WHAT YOU HAVE TO DO:
From the entries below, copy every line where the string "this" appears.
+++ TASK INPUTS
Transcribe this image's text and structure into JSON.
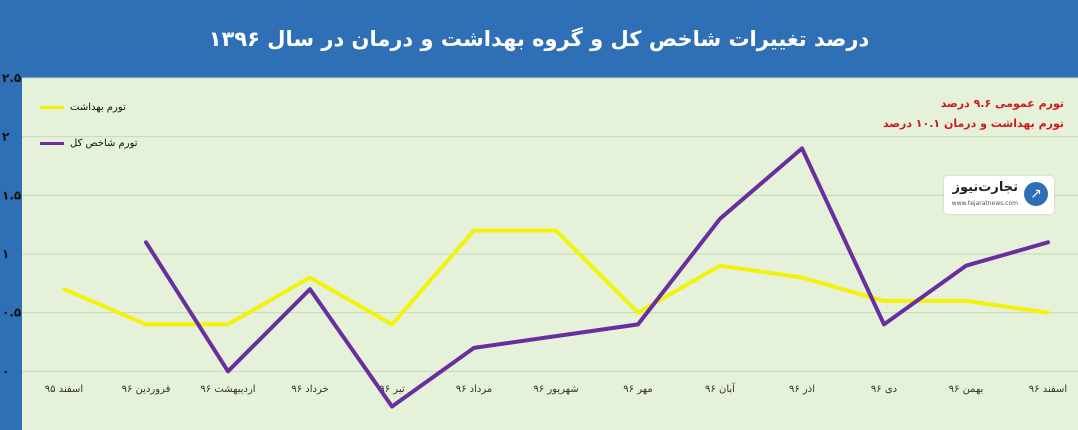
{
  "title": "درصد تغییرات شاخص کل و گروه بهداشت و درمان در سال ۱۳۹۶",
  "annotations": [
    "تورم عمومی ۹.۶ درصد",
    "تورم بهداشت و درمان ۱۰.۱ درصد"
  ],
  "logo": {
    "name": "تجارت‌نیوز",
    "url": "www.tejaratnews.com"
  },
  "colors": {
    "header": "#2f6fb5",
    "plot_bg": "#e5f1d8",
    "health": "#f2f20a",
    "overall": "#6a2f9e",
    "annotation": "#d0191f"
  },
  "chart_data": {
    "type": "line",
    "title": "درصد تغییرات شاخص کل و گروه بهداشت و درمان در سال ۱۳۹۶",
    "categories": [
      "اسفند ۹۵",
      "فروردین ۹۶",
      "اردیبهشت ۹۶",
      "خرداد ۹۶",
      "تیر ۹۶",
      "مرداد ۹۶",
      "شهریور ۹۶",
      "مهر ۹۶",
      "آبان ۹۶",
      "اذر ۹۶",
      "دی ۹۶",
      "بهمن ۹۶",
      "اسفند ۹۶"
    ],
    "series": [
      {
        "name": "تورم بهداشت",
        "color": "#f2f20a",
        "values": [
          0.7,
          0.4,
          0.4,
          0.8,
          0.4,
          1.2,
          1.2,
          0.5,
          0.9,
          0.8,
          0.6,
          0.6,
          0.5
        ]
      },
      {
        "name": "تورم شاخص کل",
        "color": "#6a2f9e",
        "values": [
          null,
          1.1,
          0.0,
          0.7,
          -0.3,
          0.2,
          0.3,
          0.4,
          1.3,
          1.9,
          0.4,
          0.9,
          1.1
        ]
      }
    ],
    "y_tick_labels": [
      "۲.۵",
      "۲",
      "۱.۵",
      "۱",
      "۰.۵",
      "۰"
    ],
    "y_tick_values": [
      2.5,
      2,
      1.5,
      1,
      0.5,
      0
    ],
    "ylim": [
      -0.5,
      2.5
    ],
    "legend_position": "top-left",
    "grid": true
  }
}
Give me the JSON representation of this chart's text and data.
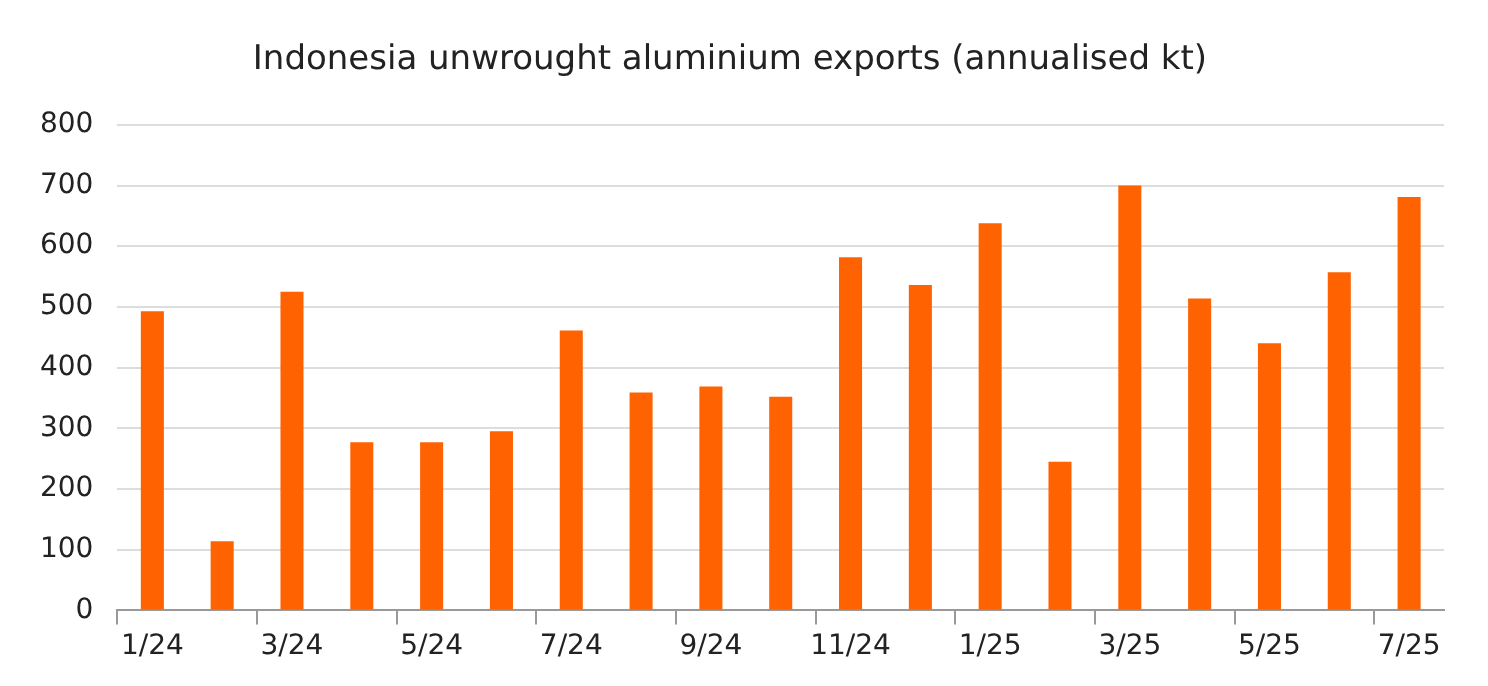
{
  "chart_data": {
    "type": "bar",
    "title": "Indonesia unwrought aluminium exports (annualised kt)",
    "categories": [
      "1/24",
      null,
      "3/24",
      null,
      "5/24",
      null,
      "7/24",
      null,
      "9/24",
      null,
      "11/24",
      null,
      "1/25",
      null,
      "3/25",
      null,
      "5/25",
      null,
      "7/25"
    ],
    "values": [
      493,
      114,
      525,
      277,
      277,
      295,
      461,
      359,
      369,
      352,
      582,
      536,
      638,
      245,
      700,
      514,
      440,
      557,
      681
    ],
    "color": "#ff6200",
    "ylim": [
      0,
      800
    ],
    "yticks": [
      0,
      100,
      200,
      300,
      400,
      500,
      600,
      700,
      800
    ],
    "grid": "y",
    "legend": false
  }
}
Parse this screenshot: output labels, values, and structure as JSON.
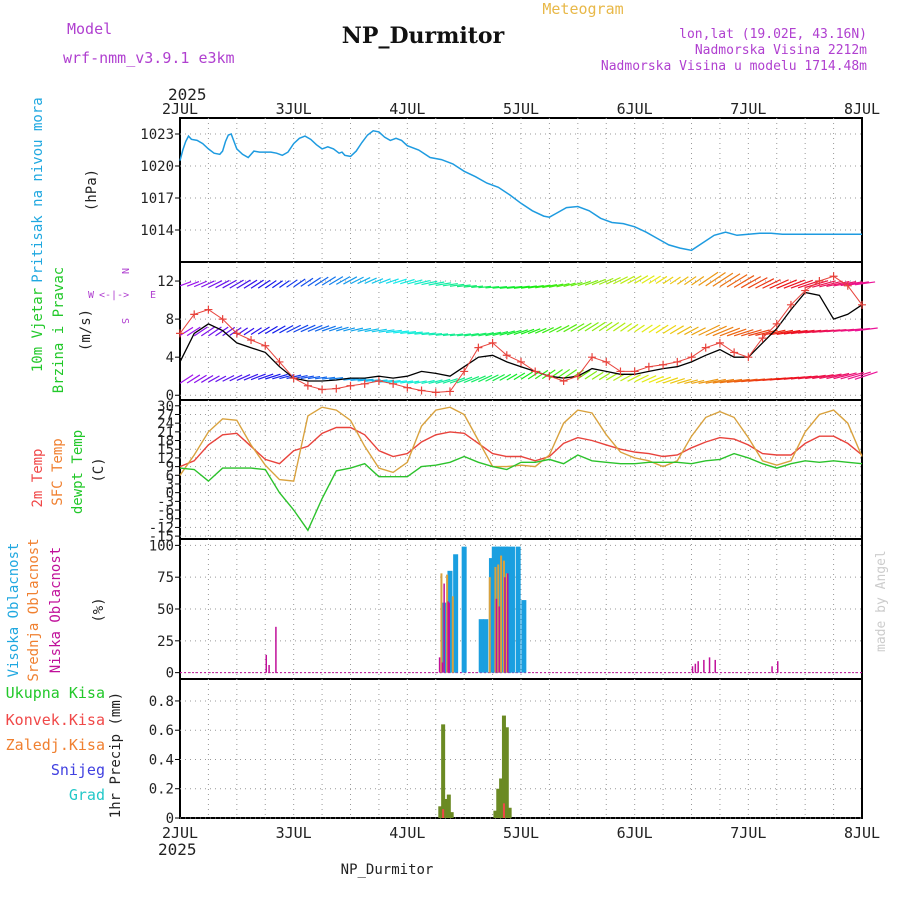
{
  "header": {
    "model_label": "Model",
    "model_name": "wrf-nmm_v3.9.1 e3km",
    "station": "NP_Durmitor",
    "meteogram": "Meteogram",
    "lonlat": "lon,lat (19.02E, 43.16N)",
    "elevation": "Nadmorska Visina 2212m",
    "model_elevation": "Nadmorska Visina u modelu 1714.48m",
    "footer_station": "NP_Durmitor",
    "watermark": "made by Angel"
  },
  "colors": {
    "pressure": "#1e9be0",
    "temp2m": "#e8433c",
    "sfc": "#d9a23e",
    "dew": "#2cc22c",
    "high_cloud": "#1a9fe0",
    "mid_cloud": "#d9a23e",
    "low_cloud": "#c0109a",
    "precip_total": "#6b8a23",
    "purple": "#b040d0",
    "cyan_label": "#20a8e0",
    "green_label": "#22c82a",
    "red_label": "#f04848",
    "orange_label": "#f08030",
    "blue_label": "#4040e0",
    "teal_label": "#22c8c8"
  },
  "chart_data": [
    {
      "type": "line",
      "panel": "pressure",
      "ylabel_lines": [
        "Pritisak na nivou mora",
        "(hPa)"
      ],
      "ylim": [
        1011,
        1024.5
      ],
      "yticks": [
        1014,
        1017,
        1020,
        1023
      ],
      "x_ticks": [
        "2JUL",
        "3JUL",
        "4JUL",
        "5JUL",
        "6JUL",
        "7JUL",
        "8JUL"
      ],
      "year": "2025",
      "series": [
        {
          "name": "Pritisak",
          "x": [
            0,
            0.05,
            0.1,
            0.15,
            0.2,
            0.3,
            0.4,
            0.5,
            0.6,
            0.7,
            0.75,
            0.8,
            0.85,
            0.9,
            0.95,
            1.0,
            1.1,
            1.2,
            1.3,
            1.4,
            1.5,
            1.6,
            1.7,
            1.8,
            1.9,
            2.0,
            2.1,
            2.2,
            2.3,
            2.4,
            2.5,
            2.6,
            2.7,
            2.8,
            2.85,
            2.9,
            3.0,
            3.1,
            3.2,
            3.3,
            3.4,
            3.5,
            3.6,
            3.7,
            3.8,
            3.9,
            4.0,
            4.2,
            4.4,
            4.6,
            4.8,
            5.0,
            5.2,
            5.4,
            5.6,
            5.8,
            6.0,
            6.2,
            6.4,
            6.5,
            6.6,
            6.8,
            7.0,
            7.2,
            7.4,
            7.6,
            7.8,
            8.0,
            8.2,
            8.4,
            8.6,
            8.8,
            9.0,
            9.2,
            9.4,
            9.6,
            9.8,
            10.0,
            10.2,
            10.4,
            10.6,
            10.8,
            11.0,
            11.2,
            11.4,
            11.6,
            11.8,
            12.0
          ],
          "values": [
            1020.5,
            1021.5,
            1022.3,
            1022.8,
            1022.5,
            1022.4,
            1022.1,
            1021.6,
            1021.2,
            1021.1,
            1021.4,
            1022.3,
            1022.9,
            1023.0,
            1022.3,
            1021.6,
            1021.1,
            1020.8,
            1021.4,
            1021.3,
            1021.3,
            1021.3,
            1021.2,
            1021.0,
            1021.3,
            1022.1,
            1022.6,
            1022.8,
            1022.5,
            1022.0,
            1021.6,
            1021.8,
            1021.6,
            1021.2,
            1021.3,
            1021.0,
            1020.9,
            1021.4,
            1022.2,
            1022.9,
            1023.3,
            1023.2,
            1022.7,
            1022.4,
            1022.6,
            1022.4,
            1021.9,
            1021.5,
            1020.8,
            1020.6,
            1020.2,
            1019.5,
            1019.0,
            1018.4,
            1018.0,
            1017.3,
            1016.5,
            1015.8,
            1015.3,
            1015.2,
            1015.5,
            1016.1,
            1016.2,
            1015.8,
            1015.1,
            1014.7,
            1014.6,
            1014.3,
            1013.8,
            1013.2,
            1012.6,
            1012.3,
            1012.1,
            1012.8,
            1013.5,
            1013.8,
            1013.5,
            1013.6,
            1013.7,
            1013.7,
            1013.6,
            1013.6,
            1013.6,
            1013.6,
            1013.6,
            1013.6,
            1013.6,
            1013.6
          ]
        }
      ]
    },
    {
      "type": "line",
      "panel": "wind",
      "ylabel_lines": [
        "10m Vjetar",
        "Brzina i Pravac",
        "(m/s)"
      ],
      "compass": {
        "n": "N",
        "s": "S",
        "w": "W",
        "e": "E",
        "arrows": "<-|->"
      },
      "ylim": [
        -0.5,
        14
      ],
      "yticks": [
        0,
        4,
        8,
        12
      ],
      "series": [
        {
          "name": "Brzina (udari)",
          "marker": "+",
          "x": [
            0,
            0.25,
            0.5,
            0.75,
            1.0,
            1.25,
            1.5,
            1.75,
            2.0,
            2.25,
            2.5,
            2.75,
            3.0,
            3.25,
            3.5,
            3.75,
            4.0,
            4.25,
            4.5,
            4.75,
            5.0,
            5.25,
            5.5,
            5.75,
            6.0,
            6.25,
            6.5,
            6.75,
            7.0,
            7.25,
            7.5,
            7.75,
            8.0,
            8.25,
            8.5,
            8.75,
            9.0,
            9.25,
            9.5,
            9.75,
            10.0,
            10.25,
            10.5,
            10.75,
            11.0,
            11.25,
            11.5,
            11.75,
            12.0
          ],
          "values": [
            6.5,
            8.5,
            9.0,
            8.0,
            6.5,
            5.8,
            5.2,
            3.5,
            1.8,
            1.0,
            0.6,
            0.7,
            1.0,
            1.2,
            1.5,
            1.2,
            0.8,
            0.5,
            0.3,
            0.4,
            2.5,
            5.0,
            5.5,
            4.2,
            3.5,
            2.5,
            2.0,
            1.5,
            2.0,
            4.0,
            3.5,
            2.5,
            2.5,
            3.0,
            3.2,
            3.5,
            4.0,
            5.0,
            5.5,
            4.5,
            4.0,
            6.0,
            7.5,
            9.5,
            11.0,
            12.0,
            12.5,
            11.5,
            9.5
          ]
        },
        {
          "name": "Brzina",
          "marker": "line",
          "x": [
            0,
            0.25,
            0.5,
            0.75,
            1.0,
            1.25,
            1.5,
            1.75,
            2.0,
            2.25,
            2.5,
            2.75,
            3.0,
            3.25,
            3.5,
            3.75,
            4.0,
            4.25,
            4.5,
            4.75,
            5.0,
            5.25,
            5.5,
            5.75,
            6.0,
            6.25,
            6.5,
            6.75,
            7.0,
            7.25,
            7.5,
            7.75,
            8.0,
            8.25,
            8.5,
            8.75,
            9.0,
            9.25,
            9.5,
            9.75,
            10.0,
            10.25,
            10.5,
            10.75,
            11.0,
            11.25,
            11.5,
            11.75,
            12.0
          ],
          "values": [
            3.5,
            6.5,
            7.5,
            6.8,
            5.5,
            5.0,
            4.5,
            3.0,
            1.8,
            1.5,
            1.5,
            1.6,
            1.8,
            1.8,
            2.0,
            1.8,
            2.0,
            2.5,
            2.3,
            2.0,
            3.0,
            4.0,
            4.2,
            3.5,
            3.0,
            2.5,
            2.0,
            1.8,
            2.0,
            2.8,
            2.5,
            2.2,
            2.2,
            2.5,
            2.8,
            3.0,
            3.5,
            4.2,
            4.8,
            4.0,
            4.0,
            5.5,
            7.0,
            9.0,
            10.8,
            10.5,
            8.0,
            8.5,
            9.5
          ]
        }
      ],
      "wind_rows": [
        11.5,
        6.5,
        1.5
      ]
    },
    {
      "type": "line",
      "panel": "temperature",
      "ylabel_lines": [
        "2m Temp",
        "SFC Temp",
        "dewpt Temp",
        "(C)"
      ],
      "ylim": [
        -16,
        32
      ],
      "yticks": [
        -15,
        -12,
        -9,
        -6,
        -3,
        0,
        3,
        6,
        9,
        12,
        15,
        18,
        21,
        24,
        27,
        30
      ],
      "series": [
        {
          "name": "2m Temp",
          "x": [
            0,
            0.25,
            0.5,
            0.75,
            1.0,
            1.25,
            1.5,
            1.75,
            2.0,
            2.25,
            2.5,
            2.75,
            3.0,
            3.25,
            3.5,
            3.75,
            4.0,
            4.25,
            4.5,
            4.75,
            5.0,
            5.25,
            5.5,
            5.75,
            6.0,
            6.25,
            6.5,
            6.75,
            7.0,
            7.25,
            7.5,
            7.75,
            8.0,
            8.25,
            8.5,
            8.75,
            9.0,
            9.25,
            9.5,
            9.75,
            10.0,
            10.25,
            10.5,
            10.75,
            11.0,
            11.25,
            11.5,
            11.75,
            12.0
          ],
          "values": [
            9.0,
            11.0,
            16.5,
            20.0,
            20.5,
            16.0,
            11.5,
            10.0,
            14.5,
            16.0,
            20.5,
            22.5,
            22.5,
            20.0,
            14.5,
            12.5,
            13.5,
            17.5,
            20.0,
            21.0,
            20.5,
            17.0,
            13.5,
            12.5,
            12.5,
            11.0,
            12.5,
            17.0,
            19.0,
            18.0,
            16.5,
            15.0,
            14.0,
            13.5,
            12.5,
            13.0,
            15.5,
            17.5,
            19.0,
            18.5,
            16.5,
            13.5,
            13.0,
            13.0,
            17.0,
            19.5,
            19.5,
            17.0,
            13.0
          ]
        },
        {
          "name": "SFC Temp",
          "x": [
            0,
            0.25,
            0.5,
            0.75,
            1.0,
            1.25,
            1.5,
            1.75,
            2.0,
            2.25,
            2.5,
            2.75,
            3.0,
            3.25,
            3.5,
            3.75,
            4.0,
            4.25,
            4.5,
            4.75,
            5.0,
            5.25,
            5.5,
            5.75,
            6.0,
            6.25,
            6.5,
            6.75,
            7.0,
            7.25,
            7.5,
            7.75,
            8.0,
            8.25,
            8.5,
            8.75,
            9.0,
            9.25,
            9.5,
            9.75,
            10.0,
            10.25,
            10.5,
            10.75,
            11.0,
            11.25,
            11.5,
            11.75,
            12.0
          ],
          "values": [
            6.0,
            13.0,
            21.0,
            25.5,
            25.0,
            16.5,
            9.5,
            4.5,
            4.0,
            26.5,
            29.5,
            28.5,
            25.0,
            16.0,
            8.5,
            7.0,
            10.5,
            23.0,
            28.5,
            29.5,
            27.0,
            18.0,
            9.0,
            9.0,
            9.5,
            9.0,
            13.0,
            24.0,
            28.5,
            27.5,
            20.0,
            14.0,
            12.0,
            11.0,
            9.0,
            11.0,
            19.5,
            26.0,
            28.0,
            26.0,
            19.0,
            11.0,
            9.5,
            11.0,
            21.0,
            27.0,
            28.5,
            24.0,
            12.5
          ]
        },
        {
          "name": "dewpt Temp",
          "x": [
            0,
            0.25,
            0.5,
            0.75,
            1.0,
            1.25,
            1.5,
            1.75,
            2.0,
            2.25,
            2.5,
            2.75,
            3.0,
            3.25,
            3.5,
            3.75,
            4.0,
            4.25,
            4.5,
            4.75,
            5.0,
            5.25,
            5.5,
            5.75,
            6.0,
            6.25,
            6.5,
            6.75,
            7.0,
            7.25,
            7.5,
            7.75,
            8.0,
            8.25,
            8.5,
            8.75,
            9.0,
            9.25,
            9.5,
            9.75,
            10.0,
            10.25,
            10.5,
            10.75,
            11.0,
            11.25,
            11.5,
            11.75,
            12.0
          ],
          "values": [
            8.5,
            8.0,
            4.0,
            8.5,
            8.5,
            8.5,
            8.0,
            0.0,
            -6.0,
            -13.0,
            -2.0,
            7.5,
            8.5,
            10.0,
            5.5,
            5.5,
            5.5,
            9.0,
            9.5,
            10.5,
            12.5,
            10.5,
            9.0,
            8.0,
            10.5,
            10.5,
            11.5,
            10.0,
            13.0,
            11.0,
            10.5,
            10.0,
            10.0,
            10.5,
            10.5,
            10.5,
            10.0,
            11.0,
            11.5,
            13.5,
            12.0,
            10.0,
            8.5,
            10.0,
            11.0,
            10.5,
            11.0,
            10.5,
            10.0
          ]
        }
      ]
    },
    {
      "type": "bar",
      "panel": "cloud",
      "ylabel_lines": [
        "Visoka Oblacnost",
        "Srednja Oblacnost",
        "Niska Oblacnost",
        "(%)"
      ],
      "ylim": [
        -5,
        105
      ],
      "yticks": [
        0,
        25,
        50,
        75,
        100
      ],
      "series": [
        {
          "name": "Visoka Oblacnost",
          "x": [
            4.65,
            4.75,
            4.85,
            5.0,
            5.3,
            5.38,
            5.48,
            5.53,
            5.58,
            5.63,
            5.68,
            5.73,
            5.78,
            5.85,
            5.95,
            6.05
          ],
          "values": [
            55,
            80,
            93,
            99,
            42,
            42,
            90,
            99,
            99,
            99,
            99,
            99,
            99,
            99,
            99,
            57
          ]
        },
        {
          "name": "Srednja Oblacnost",
          "x": [
            4.6,
            4.7,
            4.8,
            5.45,
            5.55,
            5.6,
            5.65,
            5.7,
            5.75
          ],
          "values": [
            78,
            77,
            60,
            75,
            83,
            85,
            92,
            88,
            78
          ]
        },
        {
          "name": "Niska Oblacnost",
          "x": [
            1.5,
            1.55,
            1.67,
            4.55,
            4.6,
            4.63,
            4.7,
            4.72,
            5.55,
            5.6,
            5.7,
            5.75,
            9.0,
            9.05,
            9.1,
            9.2,
            9.3,
            9.4,
            10.4,
            10.5
          ],
          "values": [
            14,
            6,
            36,
            12,
            8,
            70,
            56,
            55,
            58,
            52,
            75,
            78,
            5,
            7,
            9,
            10,
            12,
            10,
            5,
            9
          ]
        }
      ]
    },
    {
      "type": "bar",
      "panel": "precip",
      "ylabel_lines": [
        "1hr Precip (mm)"
      ],
      "legend": [
        "Ukupna Kisa",
        "Konvek.Kisa",
        "Zaledj.Kisa",
        "Snijeg",
        "Grad"
      ],
      "ylim": [
        0,
        0.95
      ],
      "yticks": [
        0,
        0.2,
        0.4,
        0.6,
        0.8
      ],
      "series": [
        {
          "name": "Ukupna Kisa",
          "x": [
            4.58,
            4.63,
            4.68,
            4.73,
            4.78,
            5.55,
            5.6,
            5.65,
            5.7,
            5.75,
            5.8,
            5.85
          ],
          "values": [
            0.08,
            0.64,
            0.13,
            0.16,
            0.04,
            0.05,
            0.2,
            0.27,
            0.7,
            0.62,
            0.07,
            0.0
          ]
        },
        {
          "name": "Konvek.Kisa",
          "x": [
            4.63,
            5.7
          ],
          "values": [
            0.06,
            0.1
          ]
        }
      ]
    }
  ]
}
++++++
RESPONSE:
Transcribe this image's text and structure into JSON.
Give me the JSON representation of this chart's text and data.
Parse this screenshot: output labels, values, and structure as JSON.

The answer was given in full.